● The task
Copy every line in which the string "color" occurs.

(Part of a data file)
((
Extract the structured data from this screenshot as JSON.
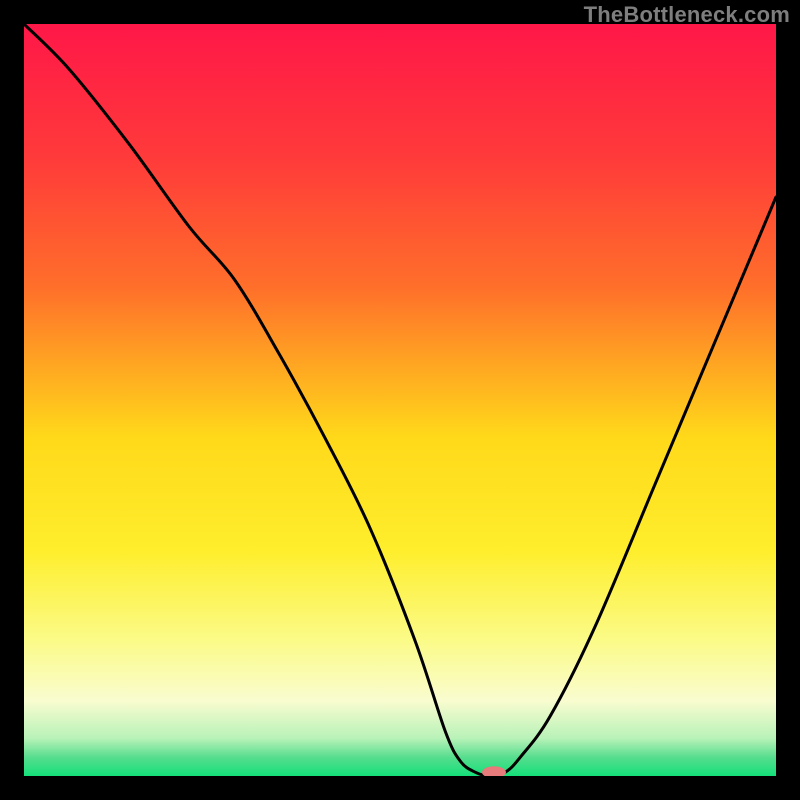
{
  "watermark": "TheBottleneck.com",
  "chart_data": {
    "type": "line",
    "title": "",
    "xlabel": "",
    "ylabel": "",
    "xlim": [
      0,
      100
    ],
    "ylim": [
      0,
      100
    ],
    "grid": false,
    "legend": false,
    "annotations": [],
    "gradient_stops": [
      {
        "offset": 0.0,
        "color": "#ff1748"
      },
      {
        "offset": 0.18,
        "color": "#ff3b3a"
      },
      {
        "offset": 0.35,
        "color": "#ff6f2a"
      },
      {
        "offset": 0.55,
        "color": "#ffd91a"
      },
      {
        "offset": 0.7,
        "color": "#feee2c"
      },
      {
        "offset": 0.82,
        "color": "#fbfb88"
      },
      {
        "offset": 0.9,
        "color": "#f9fccf"
      },
      {
        "offset": 0.95,
        "color": "#b8f2b8"
      },
      {
        "offset": 0.975,
        "color": "#57dd8e"
      },
      {
        "offset": 1.0,
        "color": "#14e07a"
      }
    ],
    "series": [
      {
        "name": "bottleneck-curve",
        "x": [
          0.0,
          6.0,
          14.0,
          22.0,
          28.0,
          34.0,
          40.0,
          46.0,
          52.0,
          56.0,
          58.0,
          60.0,
          62.0,
          64.0,
          66.0,
          70.0,
          76.0,
          84.0,
          92.0,
          100.0
        ],
        "y": [
          100.0,
          94.0,
          84.0,
          73.0,
          66.0,
          56.0,
          45.0,
          33.0,
          18.0,
          6.0,
          2.0,
          0.5,
          0.0,
          0.5,
          2.5,
          8.0,
          20.0,
          39.0,
          58.0,
          77.0
        ]
      }
    ],
    "marker": {
      "x": 62.5,
      "y": 0.5,
      "color": "#e77a7a",
      "rx": 12,
      "ry": 6
    },
    "optimal_x": 62.0
  }
}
))
● Expected output
        "color": "#ff1748"
        "color": "#ff3b3a"
        "color": "#ff6f2a"
        "color": "#ffd91a"
        "color": "#feee2c"
        "color": "#fbfb88"
        "color": "#f9fccf"
        "color": "#b8f2b8"
        "color": "#57dd8e"
        "color": "#14e07a"
      "color": "#e77a7a",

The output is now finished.